» Entries provided
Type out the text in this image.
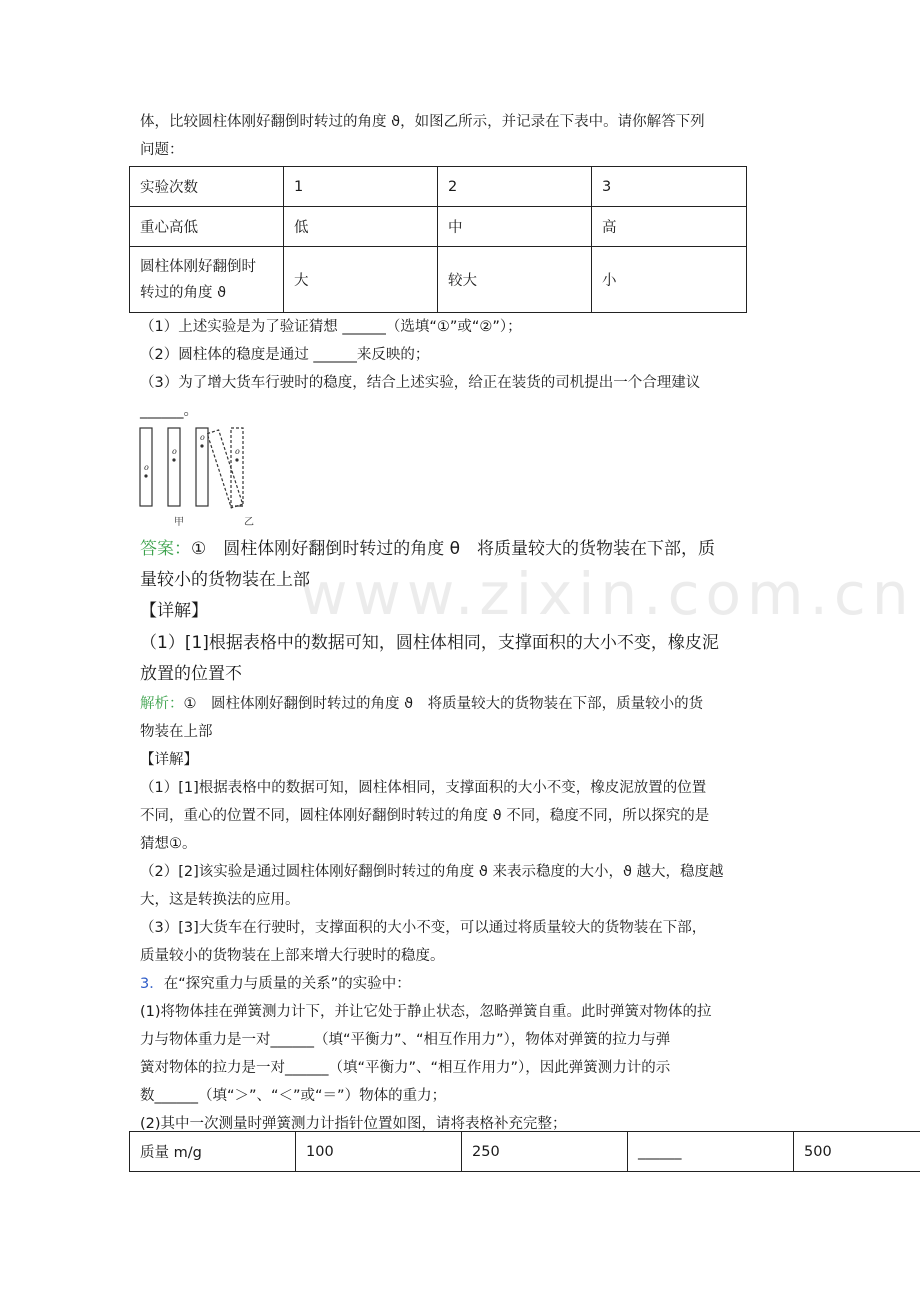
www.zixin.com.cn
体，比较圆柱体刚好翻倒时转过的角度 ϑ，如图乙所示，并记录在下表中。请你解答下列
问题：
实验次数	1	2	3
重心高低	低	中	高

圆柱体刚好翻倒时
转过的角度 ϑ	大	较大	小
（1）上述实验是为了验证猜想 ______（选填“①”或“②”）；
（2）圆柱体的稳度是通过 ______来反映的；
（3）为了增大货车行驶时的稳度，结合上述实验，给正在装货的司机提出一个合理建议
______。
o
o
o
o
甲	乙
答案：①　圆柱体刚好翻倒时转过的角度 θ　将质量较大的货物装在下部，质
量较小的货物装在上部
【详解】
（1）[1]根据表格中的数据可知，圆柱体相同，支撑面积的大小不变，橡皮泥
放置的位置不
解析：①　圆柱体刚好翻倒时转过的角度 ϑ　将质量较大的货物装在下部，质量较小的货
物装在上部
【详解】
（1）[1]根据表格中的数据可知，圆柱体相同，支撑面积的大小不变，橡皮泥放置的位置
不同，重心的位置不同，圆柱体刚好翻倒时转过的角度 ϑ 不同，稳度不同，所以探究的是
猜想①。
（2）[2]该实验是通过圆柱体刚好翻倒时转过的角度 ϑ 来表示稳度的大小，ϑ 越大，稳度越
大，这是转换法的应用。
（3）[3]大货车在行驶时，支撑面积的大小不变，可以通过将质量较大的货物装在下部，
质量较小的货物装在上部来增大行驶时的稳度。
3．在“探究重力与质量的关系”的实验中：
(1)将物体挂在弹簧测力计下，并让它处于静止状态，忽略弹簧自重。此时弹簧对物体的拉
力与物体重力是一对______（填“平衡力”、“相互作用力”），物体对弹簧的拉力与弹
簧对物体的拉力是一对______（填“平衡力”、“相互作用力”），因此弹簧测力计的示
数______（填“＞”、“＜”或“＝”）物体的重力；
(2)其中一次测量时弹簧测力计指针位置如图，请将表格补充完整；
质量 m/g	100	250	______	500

* * *

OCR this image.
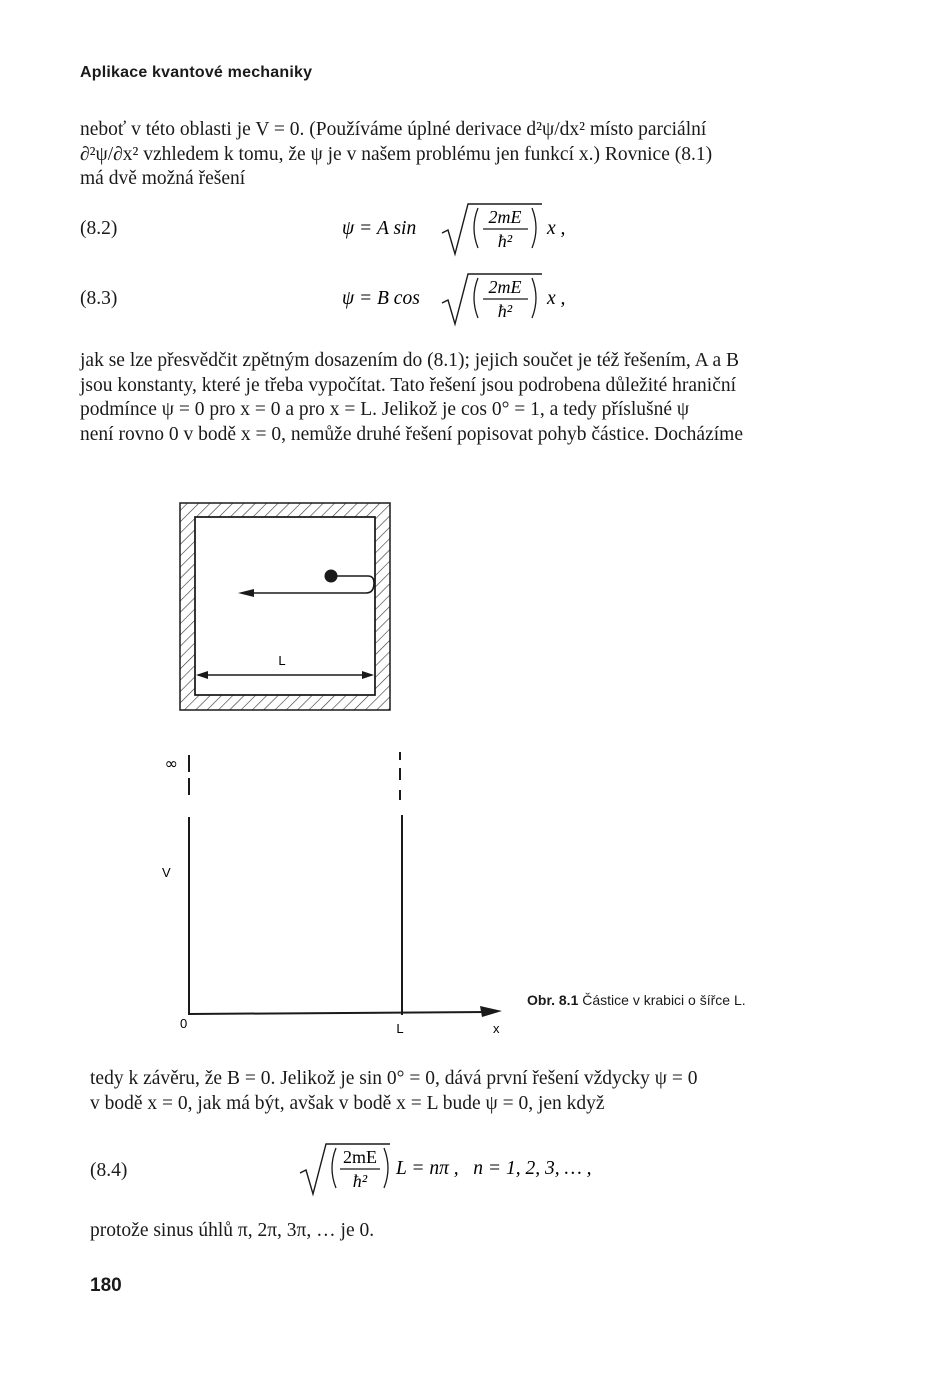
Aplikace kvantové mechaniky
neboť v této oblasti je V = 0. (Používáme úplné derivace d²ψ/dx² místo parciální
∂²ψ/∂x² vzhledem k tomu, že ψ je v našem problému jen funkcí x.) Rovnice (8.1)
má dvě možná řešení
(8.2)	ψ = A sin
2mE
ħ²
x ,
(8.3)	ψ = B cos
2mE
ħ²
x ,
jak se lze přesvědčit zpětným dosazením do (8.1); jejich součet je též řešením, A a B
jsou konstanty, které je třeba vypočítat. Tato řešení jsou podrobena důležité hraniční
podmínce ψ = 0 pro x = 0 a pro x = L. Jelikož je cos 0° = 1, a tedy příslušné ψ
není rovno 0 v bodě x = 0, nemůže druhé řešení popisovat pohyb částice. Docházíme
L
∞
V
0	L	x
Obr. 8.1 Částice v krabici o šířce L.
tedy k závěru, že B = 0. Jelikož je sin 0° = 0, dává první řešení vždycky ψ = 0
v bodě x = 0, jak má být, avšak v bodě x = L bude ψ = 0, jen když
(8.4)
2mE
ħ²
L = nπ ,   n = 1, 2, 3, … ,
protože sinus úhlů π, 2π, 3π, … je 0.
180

» The request
Copy all lines from the material that hold "this".

» Response to the task
Type out the text in this image.
OCR this image.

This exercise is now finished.